Re: What's a good "proton reflector"?



In article <1134077396.499175.176990@xxxxxxxxxxxxxxxxxxxxxxxxxxxx>, "Sbharris[atsign]ix.netcom.com" <sbharris@xxxxxxxxxxxxx> writes:
>
>mmeron@xxxxxxxxxxxxxxxxxx wrote:
>> Note, though, that the trip ain't cheap. 5000 bombs comes to few
>> years worth the US production at the peak of the Cold War. Quite a
>> lot to expend on a single trip.
>
>
>Well, a single trip to the planets using conventional drive is
>expensive, too. Consider the bother of trying to keep people in space
>for 6 months each way, to go back and forth to just Mars. How big a
>craft to make sure their bones don't dissolve from the zero-g, and to
>protect them from cosmic radiation for that long? (Easier to protect
>from the low energy junk from the nukes!). Plus, your astronauts aren't
>obligated, as with conventional Hohman missions, to spend either a
>couple of weeks, or else 18 months on Mars, with no other time options
>in between.
>
>5,000 bombs (less for a Mars mission) might be mass produced at 10
>million each, marginal cost (I remember this figure from the neutron
>bomb debates of years past, where they were arguing that this was too
>much to spend to kill a Soviet T-72). And I think 500 billion is
>certainly in the range of interplanetary missions using tech that
>requires multi-year voyages.

Nah, nobody is going to spend anywhere near this amount. Especially
as this is a "per mission cost", not stuff like Apollo, with 20
billion (60s) dollars to develop the system, but just another half
billion or so for each additional shot.

● ● ● ●

#### STATED TASK A:
In the rows, rewrite everything from "Extract all elements" down to "poster-canvas: STORY LEAGUE", swapping "elements" for "items" and keeping all else unchanged. Omit the picture.
The newsgroup post has no connection to the rows that come after it.

● ● ● ●

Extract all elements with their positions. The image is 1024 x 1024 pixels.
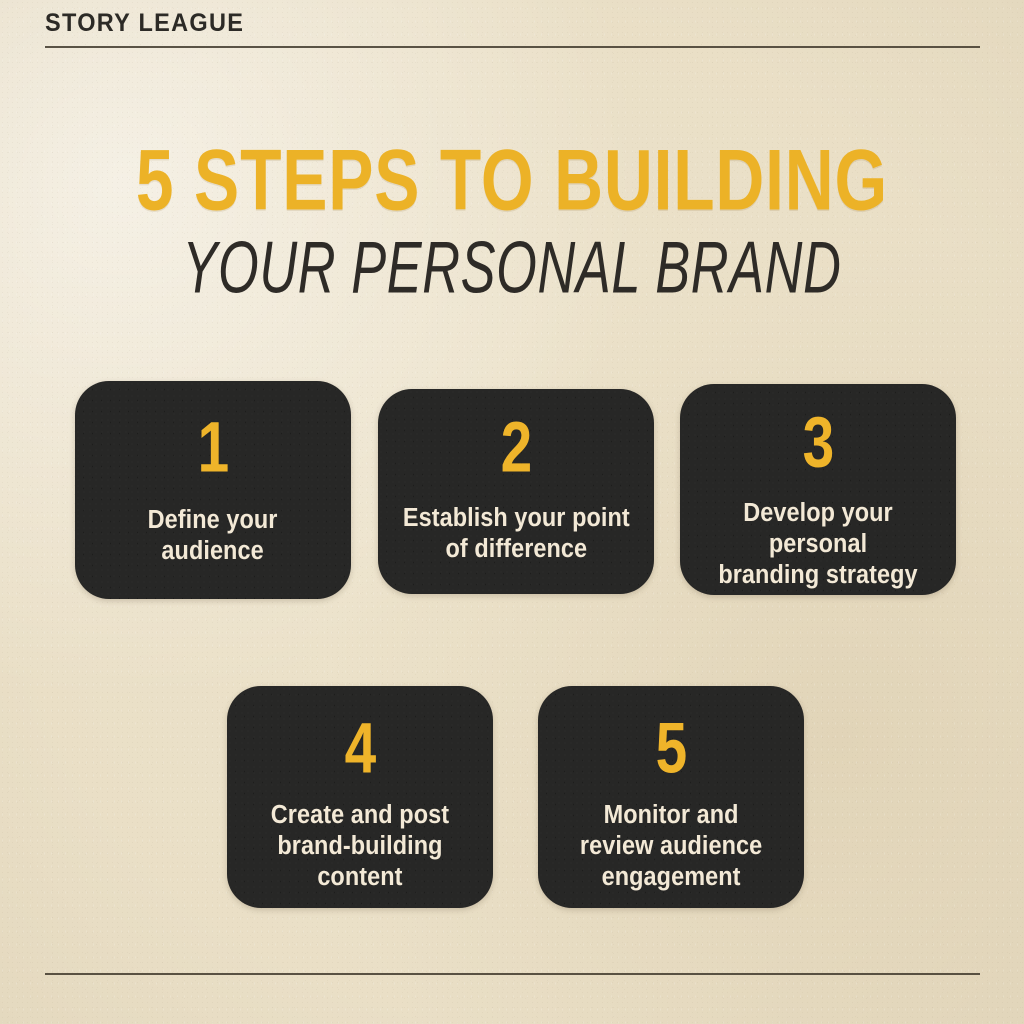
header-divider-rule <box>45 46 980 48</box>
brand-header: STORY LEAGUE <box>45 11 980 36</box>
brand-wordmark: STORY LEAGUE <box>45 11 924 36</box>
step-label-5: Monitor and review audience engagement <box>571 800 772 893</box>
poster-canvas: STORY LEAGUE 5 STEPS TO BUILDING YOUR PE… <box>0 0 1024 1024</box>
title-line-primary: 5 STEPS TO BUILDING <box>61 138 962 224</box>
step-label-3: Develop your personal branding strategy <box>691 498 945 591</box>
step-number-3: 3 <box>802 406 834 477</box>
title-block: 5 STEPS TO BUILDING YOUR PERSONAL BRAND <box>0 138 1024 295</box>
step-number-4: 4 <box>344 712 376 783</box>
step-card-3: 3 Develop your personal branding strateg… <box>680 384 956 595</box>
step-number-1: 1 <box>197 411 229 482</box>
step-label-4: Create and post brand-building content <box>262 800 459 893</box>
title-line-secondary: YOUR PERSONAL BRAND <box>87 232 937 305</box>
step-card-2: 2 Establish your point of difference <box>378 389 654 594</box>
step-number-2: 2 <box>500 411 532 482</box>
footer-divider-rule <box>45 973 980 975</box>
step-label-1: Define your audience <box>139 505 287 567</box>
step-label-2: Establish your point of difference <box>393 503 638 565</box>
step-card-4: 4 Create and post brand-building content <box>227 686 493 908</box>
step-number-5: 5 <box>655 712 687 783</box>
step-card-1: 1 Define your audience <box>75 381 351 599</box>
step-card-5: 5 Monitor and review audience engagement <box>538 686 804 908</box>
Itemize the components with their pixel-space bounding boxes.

● ● ● ●

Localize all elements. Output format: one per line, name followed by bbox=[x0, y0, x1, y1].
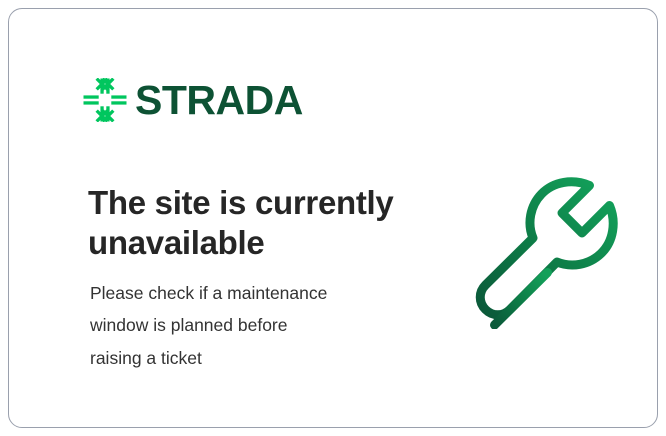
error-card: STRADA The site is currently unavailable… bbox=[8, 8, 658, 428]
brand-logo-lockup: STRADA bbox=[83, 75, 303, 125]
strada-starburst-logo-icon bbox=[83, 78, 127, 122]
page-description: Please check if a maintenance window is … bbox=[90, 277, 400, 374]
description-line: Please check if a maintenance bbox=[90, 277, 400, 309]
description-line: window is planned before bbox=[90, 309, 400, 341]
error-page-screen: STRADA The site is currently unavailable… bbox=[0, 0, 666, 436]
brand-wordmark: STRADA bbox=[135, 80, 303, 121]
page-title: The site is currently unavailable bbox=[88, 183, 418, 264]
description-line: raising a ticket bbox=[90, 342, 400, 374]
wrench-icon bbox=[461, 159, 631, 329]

● ● ● ●

#### STATED TASK B:
List every sum of money mentioned in the newsgroup post.

#### FULL OUTPUT A:
Extract all items with their positions. The image is 1024 x 1024 pixels.
header-divider-rule <box>45 46 980 48</box>
brand-header: STORY LEAGUE <box>45 11 980 36</box>
brand-wordmark: STORY LEAGUE <box>45 11 924 36</box>
step-label-5: Monitor and review audience engagement <box>571 800 772 893</box>
poster-canvas: STORY LEAGUE 5 STEPS TO BUILDING YOUR PE… <box>0 0 1024 1024</box>

#### FULL OUTPUT B:
- 10 million (marginal cost per bomb)
- 500 billion
- 20 billion (60s) dollars (to develop the Apollo system)
- another half billion or so (for each additional shot)